● **RECORDED INFORMATION**
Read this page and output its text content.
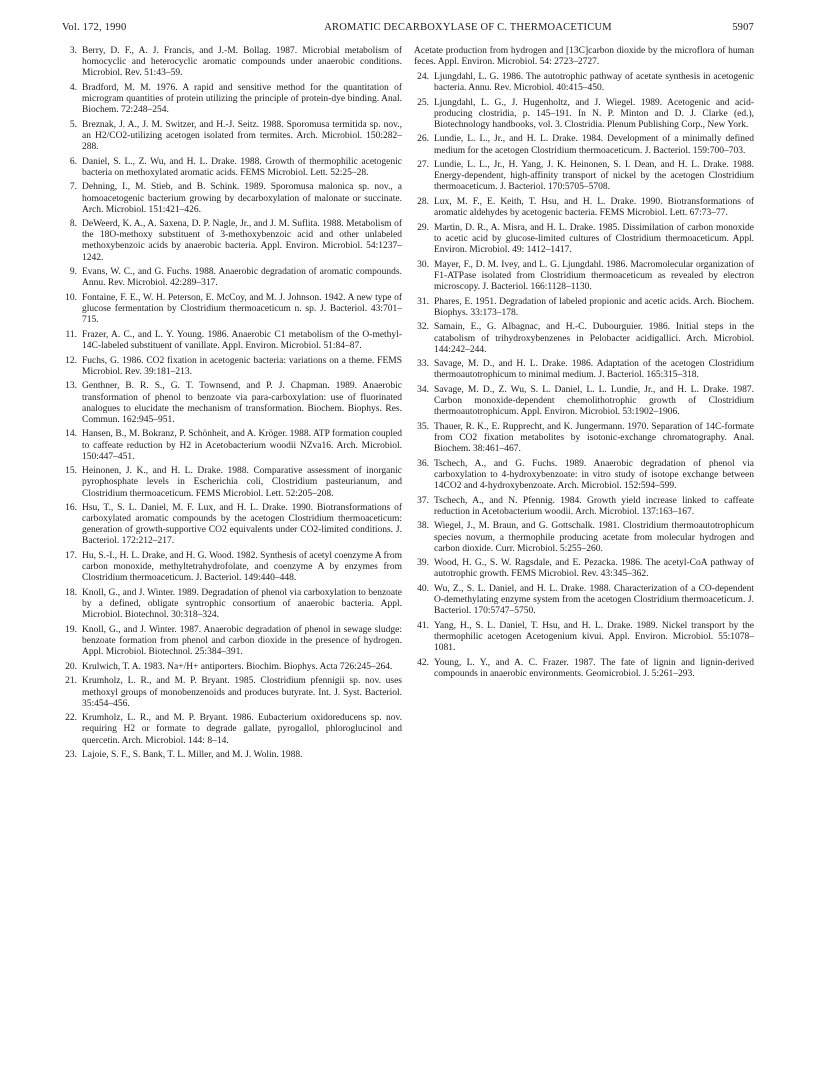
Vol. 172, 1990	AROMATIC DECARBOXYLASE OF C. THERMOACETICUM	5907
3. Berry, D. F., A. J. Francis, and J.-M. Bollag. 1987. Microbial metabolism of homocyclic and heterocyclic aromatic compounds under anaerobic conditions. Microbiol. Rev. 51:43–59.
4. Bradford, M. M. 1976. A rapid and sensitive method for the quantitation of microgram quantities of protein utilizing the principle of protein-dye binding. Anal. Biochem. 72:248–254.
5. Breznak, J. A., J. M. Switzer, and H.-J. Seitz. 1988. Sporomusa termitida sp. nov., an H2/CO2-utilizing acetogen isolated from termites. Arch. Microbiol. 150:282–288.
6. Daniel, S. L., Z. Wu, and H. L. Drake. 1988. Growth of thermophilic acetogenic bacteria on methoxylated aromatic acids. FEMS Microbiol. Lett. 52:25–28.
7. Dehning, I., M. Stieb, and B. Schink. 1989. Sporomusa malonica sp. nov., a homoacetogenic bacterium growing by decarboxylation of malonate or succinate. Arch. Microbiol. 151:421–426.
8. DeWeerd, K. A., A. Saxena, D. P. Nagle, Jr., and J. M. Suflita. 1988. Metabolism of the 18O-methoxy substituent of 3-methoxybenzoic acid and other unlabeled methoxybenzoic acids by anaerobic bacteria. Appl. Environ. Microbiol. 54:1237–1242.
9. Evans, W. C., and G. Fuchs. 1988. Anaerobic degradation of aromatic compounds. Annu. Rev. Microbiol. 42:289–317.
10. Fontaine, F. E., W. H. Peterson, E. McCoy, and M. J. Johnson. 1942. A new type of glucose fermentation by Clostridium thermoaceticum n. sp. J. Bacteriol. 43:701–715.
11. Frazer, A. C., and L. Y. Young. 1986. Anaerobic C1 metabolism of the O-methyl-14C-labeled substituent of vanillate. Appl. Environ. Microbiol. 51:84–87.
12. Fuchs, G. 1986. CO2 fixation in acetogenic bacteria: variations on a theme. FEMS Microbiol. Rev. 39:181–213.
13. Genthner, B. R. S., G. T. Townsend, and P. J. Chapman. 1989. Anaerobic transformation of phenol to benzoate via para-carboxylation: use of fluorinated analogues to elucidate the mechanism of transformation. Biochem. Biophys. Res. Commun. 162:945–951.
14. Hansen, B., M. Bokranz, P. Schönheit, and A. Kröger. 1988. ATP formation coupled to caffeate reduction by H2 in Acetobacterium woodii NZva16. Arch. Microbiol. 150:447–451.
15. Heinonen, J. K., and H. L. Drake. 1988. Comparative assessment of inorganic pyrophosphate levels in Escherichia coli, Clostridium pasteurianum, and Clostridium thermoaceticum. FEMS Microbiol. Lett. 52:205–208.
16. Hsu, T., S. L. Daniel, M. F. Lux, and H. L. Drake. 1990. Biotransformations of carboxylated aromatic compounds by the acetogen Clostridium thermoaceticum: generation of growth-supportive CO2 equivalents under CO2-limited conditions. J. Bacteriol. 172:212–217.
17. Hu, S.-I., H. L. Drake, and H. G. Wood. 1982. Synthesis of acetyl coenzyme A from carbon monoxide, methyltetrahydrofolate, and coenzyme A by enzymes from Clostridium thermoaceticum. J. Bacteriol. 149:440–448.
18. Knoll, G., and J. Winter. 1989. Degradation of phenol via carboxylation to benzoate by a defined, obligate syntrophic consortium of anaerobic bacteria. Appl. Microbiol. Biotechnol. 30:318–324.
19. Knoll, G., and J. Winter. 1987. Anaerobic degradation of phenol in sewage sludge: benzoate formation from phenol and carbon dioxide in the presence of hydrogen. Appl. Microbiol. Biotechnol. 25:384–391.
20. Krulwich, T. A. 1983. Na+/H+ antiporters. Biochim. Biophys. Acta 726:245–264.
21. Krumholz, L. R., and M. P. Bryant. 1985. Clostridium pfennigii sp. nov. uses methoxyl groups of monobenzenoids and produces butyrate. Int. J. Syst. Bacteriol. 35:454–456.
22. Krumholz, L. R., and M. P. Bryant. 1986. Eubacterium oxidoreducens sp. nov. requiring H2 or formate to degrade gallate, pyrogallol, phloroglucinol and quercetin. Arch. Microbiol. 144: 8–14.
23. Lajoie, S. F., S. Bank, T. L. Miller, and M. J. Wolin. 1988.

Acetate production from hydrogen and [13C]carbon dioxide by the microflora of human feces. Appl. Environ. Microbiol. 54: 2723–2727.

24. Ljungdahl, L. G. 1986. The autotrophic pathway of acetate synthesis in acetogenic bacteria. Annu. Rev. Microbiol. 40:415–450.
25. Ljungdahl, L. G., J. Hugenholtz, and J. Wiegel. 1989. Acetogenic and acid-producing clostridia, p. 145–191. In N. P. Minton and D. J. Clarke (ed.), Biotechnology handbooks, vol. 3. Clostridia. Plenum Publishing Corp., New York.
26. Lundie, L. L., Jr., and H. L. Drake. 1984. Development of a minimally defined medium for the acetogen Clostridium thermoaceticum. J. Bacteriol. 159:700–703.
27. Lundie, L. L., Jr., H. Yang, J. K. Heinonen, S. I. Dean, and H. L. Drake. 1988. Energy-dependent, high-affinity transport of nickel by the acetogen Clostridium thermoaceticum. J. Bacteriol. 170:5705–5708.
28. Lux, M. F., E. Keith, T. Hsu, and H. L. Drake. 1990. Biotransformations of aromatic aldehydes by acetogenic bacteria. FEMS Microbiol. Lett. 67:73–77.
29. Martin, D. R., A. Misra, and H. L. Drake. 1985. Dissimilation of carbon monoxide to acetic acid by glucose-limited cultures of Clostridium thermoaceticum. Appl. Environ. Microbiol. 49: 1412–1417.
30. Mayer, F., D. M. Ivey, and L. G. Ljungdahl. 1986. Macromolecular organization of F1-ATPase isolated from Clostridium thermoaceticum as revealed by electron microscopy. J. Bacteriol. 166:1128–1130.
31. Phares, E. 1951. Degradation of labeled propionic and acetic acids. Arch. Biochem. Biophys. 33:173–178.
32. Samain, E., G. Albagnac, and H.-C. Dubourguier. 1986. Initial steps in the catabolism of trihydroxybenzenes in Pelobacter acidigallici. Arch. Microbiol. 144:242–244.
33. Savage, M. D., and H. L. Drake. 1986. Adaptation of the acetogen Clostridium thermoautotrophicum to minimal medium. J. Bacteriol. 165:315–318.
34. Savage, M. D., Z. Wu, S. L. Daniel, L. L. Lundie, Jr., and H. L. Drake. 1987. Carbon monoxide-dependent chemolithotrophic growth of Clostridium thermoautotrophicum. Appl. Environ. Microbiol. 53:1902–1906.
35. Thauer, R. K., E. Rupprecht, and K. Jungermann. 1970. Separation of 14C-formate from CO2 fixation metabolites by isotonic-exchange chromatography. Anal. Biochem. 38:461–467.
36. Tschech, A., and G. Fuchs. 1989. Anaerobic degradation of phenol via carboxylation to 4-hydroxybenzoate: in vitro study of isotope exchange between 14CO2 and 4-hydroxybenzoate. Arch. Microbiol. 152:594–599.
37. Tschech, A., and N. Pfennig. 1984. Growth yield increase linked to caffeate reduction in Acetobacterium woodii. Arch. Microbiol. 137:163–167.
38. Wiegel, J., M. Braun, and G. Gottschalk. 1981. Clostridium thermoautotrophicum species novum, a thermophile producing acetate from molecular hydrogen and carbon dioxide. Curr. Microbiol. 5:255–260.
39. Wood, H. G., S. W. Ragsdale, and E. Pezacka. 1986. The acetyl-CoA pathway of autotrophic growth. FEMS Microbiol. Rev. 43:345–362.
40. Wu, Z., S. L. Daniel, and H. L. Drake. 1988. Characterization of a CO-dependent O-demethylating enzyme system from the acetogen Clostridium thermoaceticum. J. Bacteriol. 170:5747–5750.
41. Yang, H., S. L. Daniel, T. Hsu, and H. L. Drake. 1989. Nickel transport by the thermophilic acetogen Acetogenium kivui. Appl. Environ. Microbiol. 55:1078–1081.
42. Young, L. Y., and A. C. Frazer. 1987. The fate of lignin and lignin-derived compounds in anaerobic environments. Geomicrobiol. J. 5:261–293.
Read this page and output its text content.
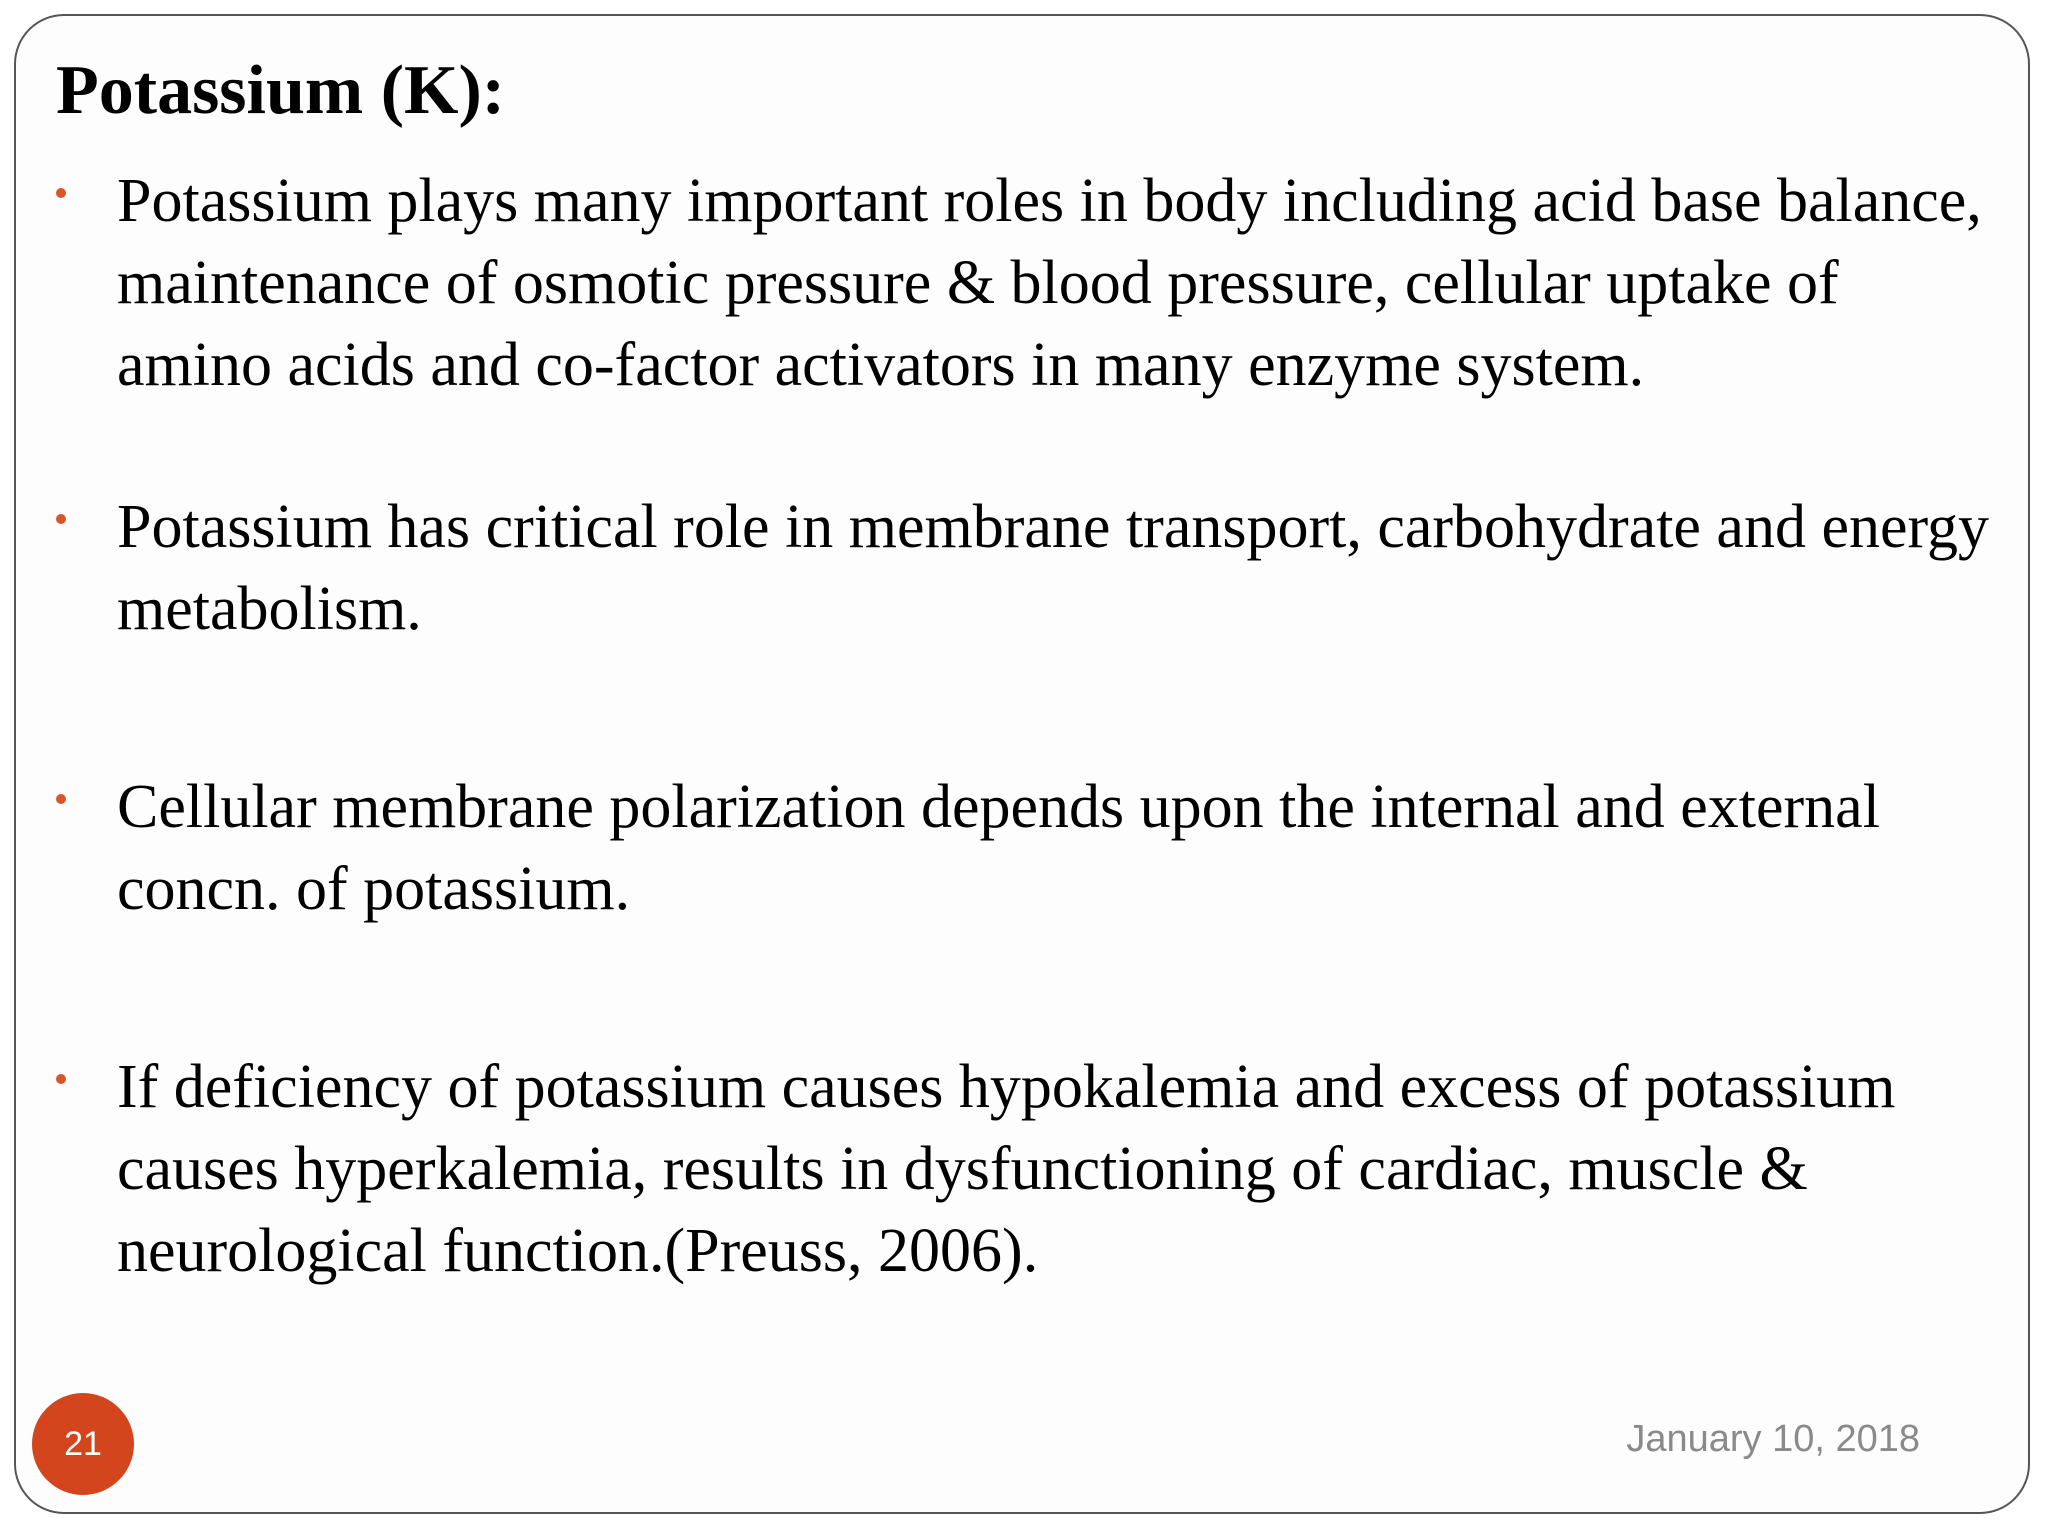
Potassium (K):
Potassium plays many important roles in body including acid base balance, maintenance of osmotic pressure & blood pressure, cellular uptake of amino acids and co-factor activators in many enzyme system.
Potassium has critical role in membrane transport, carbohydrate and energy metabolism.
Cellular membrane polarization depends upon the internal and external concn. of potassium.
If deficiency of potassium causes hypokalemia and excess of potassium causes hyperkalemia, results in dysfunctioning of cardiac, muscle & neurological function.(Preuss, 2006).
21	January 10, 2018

● **ASSIGNMENT**
How many of the lines above contain "pathway"? Give the number by itself.

● **ANSWER TO THIS PROBLEM**
2